# start of Stored records

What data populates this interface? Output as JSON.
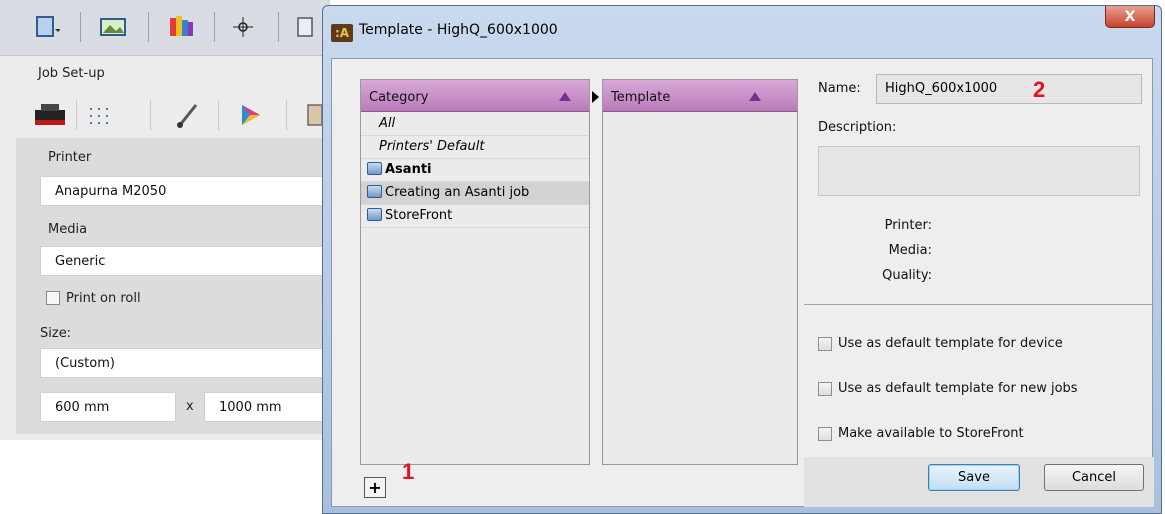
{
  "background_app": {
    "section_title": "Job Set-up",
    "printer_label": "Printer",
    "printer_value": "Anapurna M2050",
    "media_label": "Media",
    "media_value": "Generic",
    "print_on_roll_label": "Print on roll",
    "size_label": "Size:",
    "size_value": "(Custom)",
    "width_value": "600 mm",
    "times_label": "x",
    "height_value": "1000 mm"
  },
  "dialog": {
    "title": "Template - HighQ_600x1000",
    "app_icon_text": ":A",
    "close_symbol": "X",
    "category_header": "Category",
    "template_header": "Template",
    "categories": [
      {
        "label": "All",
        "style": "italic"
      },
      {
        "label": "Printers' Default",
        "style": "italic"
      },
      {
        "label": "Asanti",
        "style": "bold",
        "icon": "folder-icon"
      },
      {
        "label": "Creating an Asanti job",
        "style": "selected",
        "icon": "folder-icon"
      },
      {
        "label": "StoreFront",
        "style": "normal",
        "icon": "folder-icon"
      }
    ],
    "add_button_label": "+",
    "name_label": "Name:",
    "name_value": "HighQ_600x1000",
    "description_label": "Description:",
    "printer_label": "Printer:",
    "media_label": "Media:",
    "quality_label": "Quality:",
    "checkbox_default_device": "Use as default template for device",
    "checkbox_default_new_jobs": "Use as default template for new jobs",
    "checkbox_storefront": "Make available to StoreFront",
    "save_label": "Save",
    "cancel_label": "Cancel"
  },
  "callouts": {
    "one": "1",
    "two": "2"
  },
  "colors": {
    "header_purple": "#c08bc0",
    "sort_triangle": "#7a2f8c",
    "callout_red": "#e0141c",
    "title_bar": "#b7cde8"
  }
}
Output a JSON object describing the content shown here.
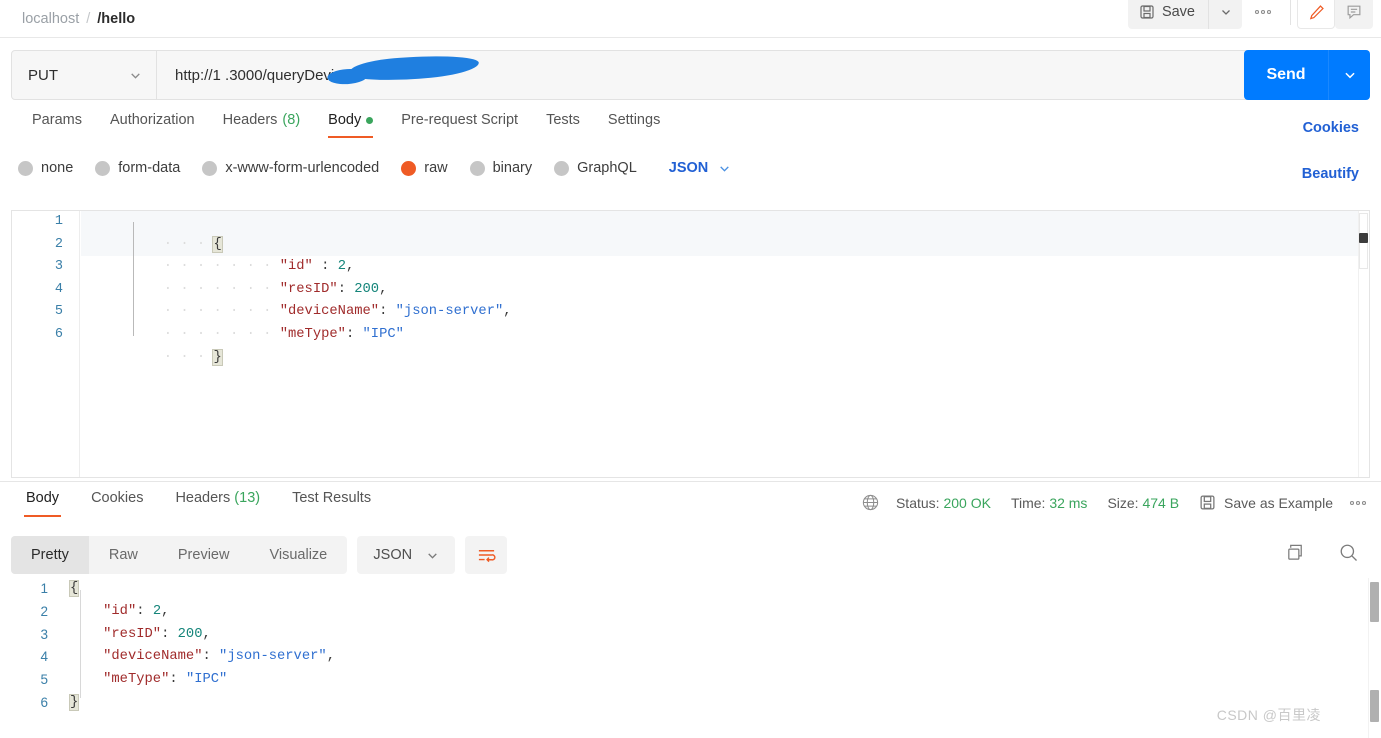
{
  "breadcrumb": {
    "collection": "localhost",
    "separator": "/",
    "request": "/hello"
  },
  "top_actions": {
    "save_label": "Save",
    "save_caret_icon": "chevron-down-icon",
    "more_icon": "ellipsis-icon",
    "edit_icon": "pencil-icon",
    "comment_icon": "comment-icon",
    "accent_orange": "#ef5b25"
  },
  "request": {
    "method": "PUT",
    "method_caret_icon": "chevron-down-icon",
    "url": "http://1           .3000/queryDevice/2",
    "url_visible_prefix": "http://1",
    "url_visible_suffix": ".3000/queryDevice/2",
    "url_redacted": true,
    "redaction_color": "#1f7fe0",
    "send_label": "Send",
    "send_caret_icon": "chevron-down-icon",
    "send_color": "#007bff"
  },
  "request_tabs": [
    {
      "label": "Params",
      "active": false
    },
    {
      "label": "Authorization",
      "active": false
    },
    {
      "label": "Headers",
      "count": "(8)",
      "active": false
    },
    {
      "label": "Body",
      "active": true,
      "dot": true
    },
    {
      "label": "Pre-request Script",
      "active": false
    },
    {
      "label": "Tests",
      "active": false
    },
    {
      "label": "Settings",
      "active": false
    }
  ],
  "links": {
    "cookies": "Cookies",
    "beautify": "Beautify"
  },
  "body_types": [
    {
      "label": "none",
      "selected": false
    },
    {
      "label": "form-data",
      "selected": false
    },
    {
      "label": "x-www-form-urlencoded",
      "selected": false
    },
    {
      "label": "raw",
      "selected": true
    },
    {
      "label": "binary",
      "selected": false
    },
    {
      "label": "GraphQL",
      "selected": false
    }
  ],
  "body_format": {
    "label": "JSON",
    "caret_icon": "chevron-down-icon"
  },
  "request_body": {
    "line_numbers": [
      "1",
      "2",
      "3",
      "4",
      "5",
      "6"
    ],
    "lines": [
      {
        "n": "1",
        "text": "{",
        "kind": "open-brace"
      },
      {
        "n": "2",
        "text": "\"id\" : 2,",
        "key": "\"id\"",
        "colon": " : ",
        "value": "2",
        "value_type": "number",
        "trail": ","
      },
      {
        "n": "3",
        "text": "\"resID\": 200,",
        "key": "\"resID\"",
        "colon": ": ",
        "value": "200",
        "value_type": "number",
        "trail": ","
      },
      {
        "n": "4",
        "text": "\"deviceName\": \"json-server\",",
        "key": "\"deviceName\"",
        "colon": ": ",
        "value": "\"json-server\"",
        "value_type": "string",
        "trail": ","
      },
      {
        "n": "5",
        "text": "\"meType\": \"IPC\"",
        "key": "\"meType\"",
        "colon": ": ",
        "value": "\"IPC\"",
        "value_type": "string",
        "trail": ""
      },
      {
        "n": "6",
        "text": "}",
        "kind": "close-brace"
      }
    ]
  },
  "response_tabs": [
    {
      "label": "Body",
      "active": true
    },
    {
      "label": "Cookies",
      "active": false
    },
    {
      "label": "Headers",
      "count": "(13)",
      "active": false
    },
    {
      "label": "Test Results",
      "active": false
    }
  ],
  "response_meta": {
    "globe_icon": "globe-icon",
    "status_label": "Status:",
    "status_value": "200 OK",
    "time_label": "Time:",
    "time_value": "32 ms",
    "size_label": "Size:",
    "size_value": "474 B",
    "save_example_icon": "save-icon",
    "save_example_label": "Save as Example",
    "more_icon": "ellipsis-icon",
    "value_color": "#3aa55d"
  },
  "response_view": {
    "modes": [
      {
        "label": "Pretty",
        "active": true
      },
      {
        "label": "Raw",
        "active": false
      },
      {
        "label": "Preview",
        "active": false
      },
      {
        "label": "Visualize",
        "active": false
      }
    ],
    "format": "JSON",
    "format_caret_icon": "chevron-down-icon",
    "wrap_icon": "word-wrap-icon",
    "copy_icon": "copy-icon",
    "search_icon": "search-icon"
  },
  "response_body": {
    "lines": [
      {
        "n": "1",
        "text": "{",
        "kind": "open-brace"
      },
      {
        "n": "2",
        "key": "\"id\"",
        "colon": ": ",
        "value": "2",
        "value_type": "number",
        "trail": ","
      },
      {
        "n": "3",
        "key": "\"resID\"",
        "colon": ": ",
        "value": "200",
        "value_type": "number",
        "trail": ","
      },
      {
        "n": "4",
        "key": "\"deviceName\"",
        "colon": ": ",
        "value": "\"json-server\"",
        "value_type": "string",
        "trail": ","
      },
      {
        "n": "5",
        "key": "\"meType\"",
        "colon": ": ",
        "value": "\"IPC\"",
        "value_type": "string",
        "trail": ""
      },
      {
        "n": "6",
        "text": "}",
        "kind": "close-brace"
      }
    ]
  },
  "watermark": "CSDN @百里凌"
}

# end of Stored records

» Task to carry out
Copy every entry word for word, but omit the pictures.

» Answer to this exercise
What data populates this interface? Output as JSON.
{
  "background_app": {
    "section_title": "Job Set-up",
    "printer_label": "Printer",
    "printer_value": "Anapurna M2050",
    "media_label": "Media",
    "media_value": "Generic",
    "print_on_roll_label": "Print on roll",
    "size_label": "Size:",
    "size_value": "(Custom)",
    "width_value": "600 mm",
    "times_label": "x",
    "height_value": "1000 mm"
  },
  "dialog": {
    "title": "Template - HighQ_600x1000",
    "app_icon_text": ":A",
    "close_symbol": "X",
    "category_header": "Category",
    "template_header": "Template",
    "categories": [
      {
        "label": "All",
        "style": "italic"
      },
      {
        "label": "Printers' Default",
        "style": "italic"
      },
      {
        "label": "Asanti",
        "style": "bold",
        "icon": "folder-icon"
      },
      {
        "label": "Creating an Asanti job",
        "style": "selected",
        "icon": "folder-icon"
      },
      {
        "label": "StoreFront",
        "style": "normal",
        "icon": "folder-icon"
      }
    ],
    "add_button_label": "+",
    "name_label": "Name:",
    "name_value": "HighQ_600x1000",
    "description_label": "Description:",
    "printer_label": "Printer:",
    "media_label": "Media:",
    "quality_label": "Quality:",
    "checkbox_default_device": "Use as default template for device",
    "checkbox_default_new_jobs": "Use as default template for new jobs",
    "checkbox_storefront": "Make available to StoreFront",
    "save_label": "Save",
    "cancel_label": "Cancel"
  },
  "callouts": {
    "one": "1",
    "two": "2"
  },
  "colors": {
    "header_purple": "#c08bc0",
    "sort_triangle": "#7a2f8c",
    "callout_red": "#e0141c",
    "title_bar": "#b7cde8"
  }
}
Output a JSON object describing the content shown here.
{
  "breadcrumb": {
    "collection": "localhost",
    "separator": "/",
    "request": "/hello"
  },
  "top_actions": {
    "save_label": "Save",
    "save_caret_icon": "chevron-down-icon",
    "more_icon": "ellipsis-icon",
    "edit_icon": "pencil-icon",
    "comment_icon": "comment-icon",
    "accent_orange": "#ef5b25"
  },
  "request": {
    "method": "PUT",
    "method_caret_icon": "chevron-down-icon",
    "url": "http://1           .3000/queryDevice/2",
    "url_visible_prefix": "http://1",
    "url_visible_suffix": ".3000/queryDevice/2",
    "url_redacted": true,
    "redaction_color": "#1f7fe0",
    "send_label": "Send",
    "send_caret_icon": "chevron-down-icon",
    "send_color": "#007bff"
  },
  "request_tabs": [
    {
      "label": "Params",
      "active": false
    },
    {
      "label": "Authorization",
      "active": false
    },
    {
      "label": "Headers",
      "count": "(8)",
      "active": false
    },
    {
      "label": "Body",
      "active": true,
      "dot": true
    },
    {
      "label": "Pre-request Script",
      "active": false
    },
    {
      "label": "Tests",
      "active": false
    },
    {
      "label": "Settings",
      "active": false
    }
  ],
  "links": {
    "cookies": "Cookies",
    "beautify": "Beautify"
  },
  "body_types": [
    {
      "label": "none",
      "selected": false
    },
    {
      "label": "form-data",
      "selected": false
    },
    {
      "label": "x-www-form-urlencoded",
      "selected": false
    },
    {
      "label": "raw",
      "selected": true
    },
    {
      "label": "binary",
      "selected": false
    },
    {
      "label": "GraphQL",
      "selected": false
    }
  ],
  "body_format": {
    "label": "JSON",
    "caret_icon": "chevron-down-icon"
  },
  "request_body": {
    "line_numbers": [
      "1",
      "2",
      "3",
      "4",
      "5",
      "6"
    ],
    "lines": [
      {
        "n": "1",
        "text": "{",
        "kind": "open-brace"
      },
      {
        "n": "2",
        "text": "\"id\" : 2,",
        "key": "\"id\"",
        "colon": " : ",
        "value": "2",
        "value_type": "number",
        "trail": ","
      },
      {
        "n": "3",
        "text": "\"resID\": 200,",
        "key": "\"resID\"",
        "colon": ": ",
        "value": "200",
        "value_type": "number",
        "trail": ","
      },
      {
        "n": "4",
        "text": "\"deviceName\": \"json-server\",",
        "key": "\"deviceName\"",
        "colon": ": ",
        "value": "\"json-server\"",
        "value_type": "string",
        "trail": ","
      },
      {
        "n": "5",
        "text": "\"meType\": \"IPC\"",
        "key": "\"meType\"",
        "colon": ": ",
        "value": "\"IPC\"",
        "value_type": "string",
        "trail": ""
      },
      {
        "n": "6",
        "text": "}",
        "kind": "close-brace"
      }
    ]
  },
  "response_tabs": [
    {
      "label": "Body",
      "active": true
    },
    {
      "label": "Cookies",
      "active": false
    },
    {
      "label": "Headers",
      "count": "(13)",
      "active": false
    },
    {
      "label": "Test Results",
      "active": false
    }
  ],
  "response_meta": {
    "globe_icon": "globe-icon",
    "status_label": "Status:",
    "status_value": "200 OK",
    "time_label": "Time:",
    "time_value": "32 ms",
    "size_label": "Size:",
    "size_value": "474 B",
    "save_example_icon": "save-icon",
    "save_example_label": "Save as Example",
    "more_icon": "ellipsis-icon",
    "value_color": "#3aa55d"
  },
  "response_view": {
    "modes": [
      {
        "label": "Pretty",
        "active": true
      },
      {
        "label": "Raw",
        "active": false
      },
      {
        "label": "Preview",
        "active": false
      },
      {
        "label": "Visualize",
        "active": false
      }
    ],
    "format": "JSON",
    "format_caret_icon": "chevron-down-icon",
    "wrap_icon": "word-wrap-icon",
    "copy_icon": "copy-icon",
    "search_icon": "search-icon"
  },
  "response_body": {
    "lines": [
      {
        "n": "1",
        "text": "{",
        "kind": "open-brace"
      },
      {
        "n": "2",
        "key": "\"id\"",
        "colon": ": ",
        "value": "2",
        "value_type": "number",
        "trail": ","
      },
      {
        "n": "3",
        "key": "\"resID\"",
        "colon": ": ",
        "value": "200",
        "value_type": "number",
        "trail": ","
      },
      {
        "n": "4",
        "key": "\"deviceName\"",
        "colon": ": ",
        "value": "\"json-server\"",
        "value_type": "string",
        "trail": ","
      },
      {
        "n": "5",
        "key": "\"meType\"",
        "colon": ": ",
        "value": "\"IPC\"",
        "value_type": "string",
        "trail": ""
      },
      {
        "n": "6",
        "text": "}",
        "kind": "close-brace"
      }
    ]
  },
  "watermark": "CSDN @百里凌"
}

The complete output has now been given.